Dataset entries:
■ ■ ■ ■ ■ ■ ■
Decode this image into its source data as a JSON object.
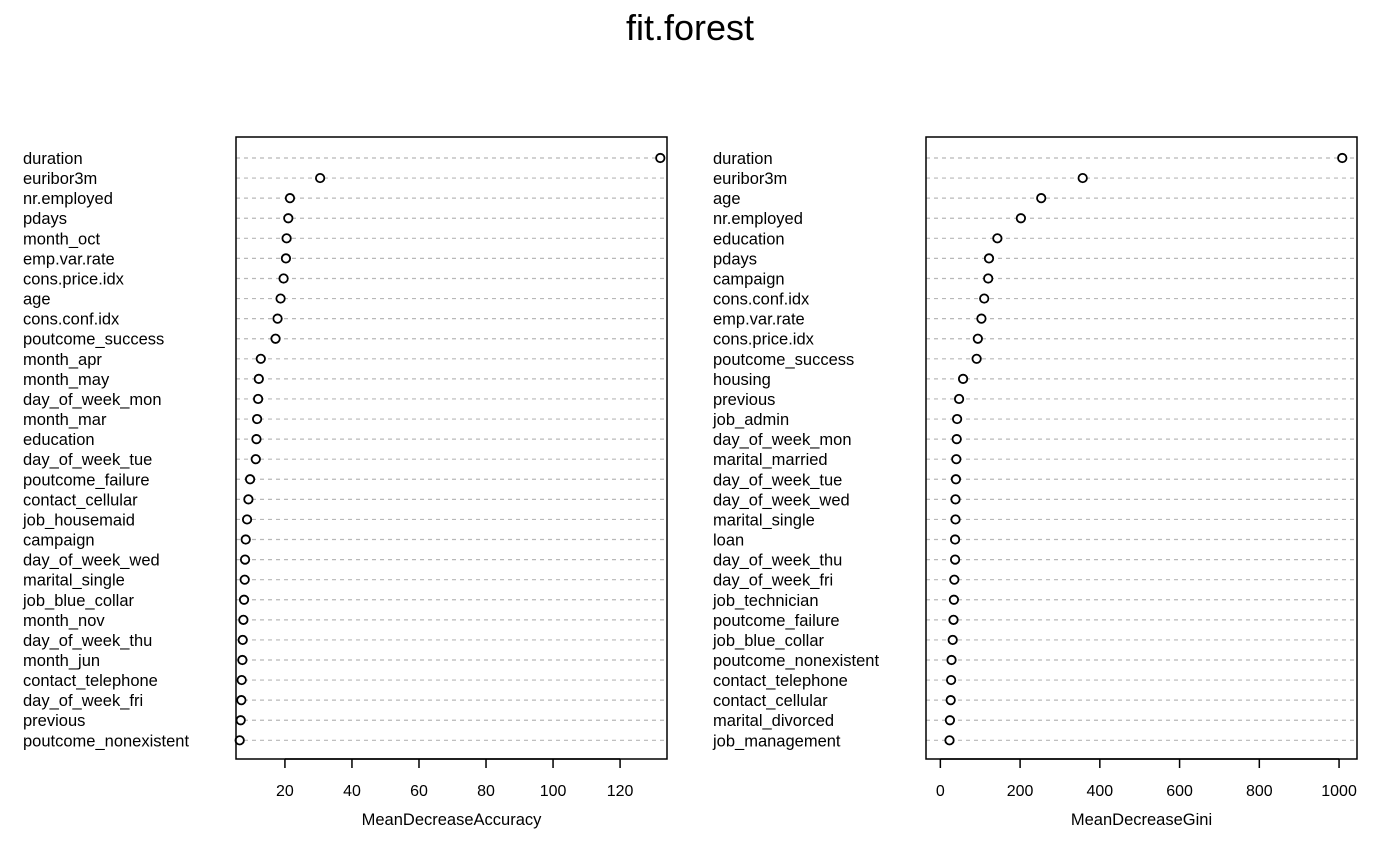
{
  "title": "fit.forest",
  "chart_data": [
    {
      "type": "scatter",
      "style": "dotchart",
      "xlabel": "MeanDecreaseAccuracy",
      "xlim": [
        5.4,
        134
      ],
      "xticks": [
        20,
        40,
        60,
        80,
        100,
        120
      ],
      "grid": "dashed horizontal guides",
      "categories": [
        "duration",
        "euribor3m",
        "nr.employed",
        "pdays",
        "month_oct",
        "emp.var.rate",
        "cons.price.idx",
        "age",
        "cons.conf.idx",
        "poutcome_success",
        "month_apr",
        "month_may",
        "day_of_week_mon",
        "month_mar",
        "education",
        "day_of_week_tue",
        "poutcome_failure",
        "contact_cellular",
        "job_housemaid",
        "campaign",
        "day_of_week_wed",
        "marital_single",
        "job_blue_collar",
        "month_nov",
        "day_of_week_thu",
        "month_jun",
        "contact_telephone",
        "day_of_week_fri",
        "previous",
        "poutcome_nonexistent"
      ],
      "values": [
        132.0,
        30.5,
        21.5,
        21.0,
        20.5,
        20.3,
        19.6,
        18.7,
        17.8,
        17.2,
        12.8,
        12.2,
        12.0,
        11.7,
        11.5,
        11.3,
        9.6,
        9.1,
        8.7,
        8.3,
        8.1,
        8.0,
        7.8,
        7.6,
        7.4,
        7.3,
        7.1,
        7.0,
        6.8,
        6.5
      ]
    },
    {
      "type": "scatter",
      "style": "dotchart",
      "xlabel": "MeanDecreaseGini",
      "xlim": [
        -36,
        1045
      ],
      "xticks": [
        0,
        200,
        400,
        600,
        800,
        1000
      ],
      "grid": "dashed horizontal guides",
      "categories": [
        "duration",
        "euribor3m",
        "age",
        "nr.employed",
        "education",
        "pdays",
        "campaign",
        "cons.conf.idx",
        "emp.var.rate",
        "cons.price.idx",
        "poutcome_success",
        "housing",
        "previous",
        "job_admin",
        "day_of_week_mon",
        "marital_married",
        "day_of_week_tue",
        "day_of_week_wed",
        "marital_single",
        "loan",
        "day_of_week_thu",
        "day_of_week_fri",
        "job_technician",
        "poutcome_failure",
        "job_blue_collar",
        "poutcome_nonexistent",
        "contact_telephone",
        "contact_cellular",
        "marital_divorced",
        "job_management"
      ],
      "values": [
        1008,
        357,
        253,
        202,
        143,
        122,
        120,
        110,
        103,
        94,
        91,
        57,
        47,
        42,
        41,
        40,
        39,
        38,
        38,
        37,
        37,
        35,
        34,
        33,
        31,
        28,
        27,
        26,
        24,
        23
      ]
    }
  ]
}
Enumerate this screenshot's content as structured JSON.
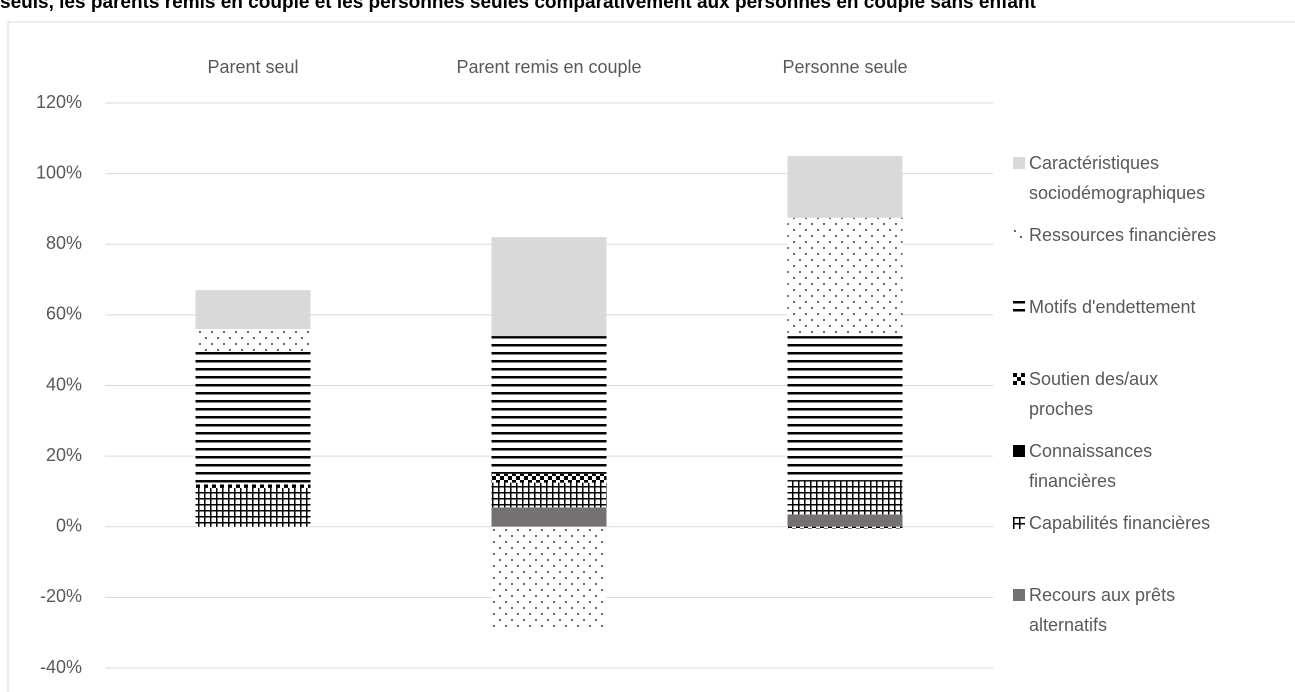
■ ■ ■ ■ ■ ■ ■
Copy all lines from the material that hold "this".

Exercise output ▸
Decode this image into its source data as a JSON object.
Enumerate this screenshot's content as structured JSON.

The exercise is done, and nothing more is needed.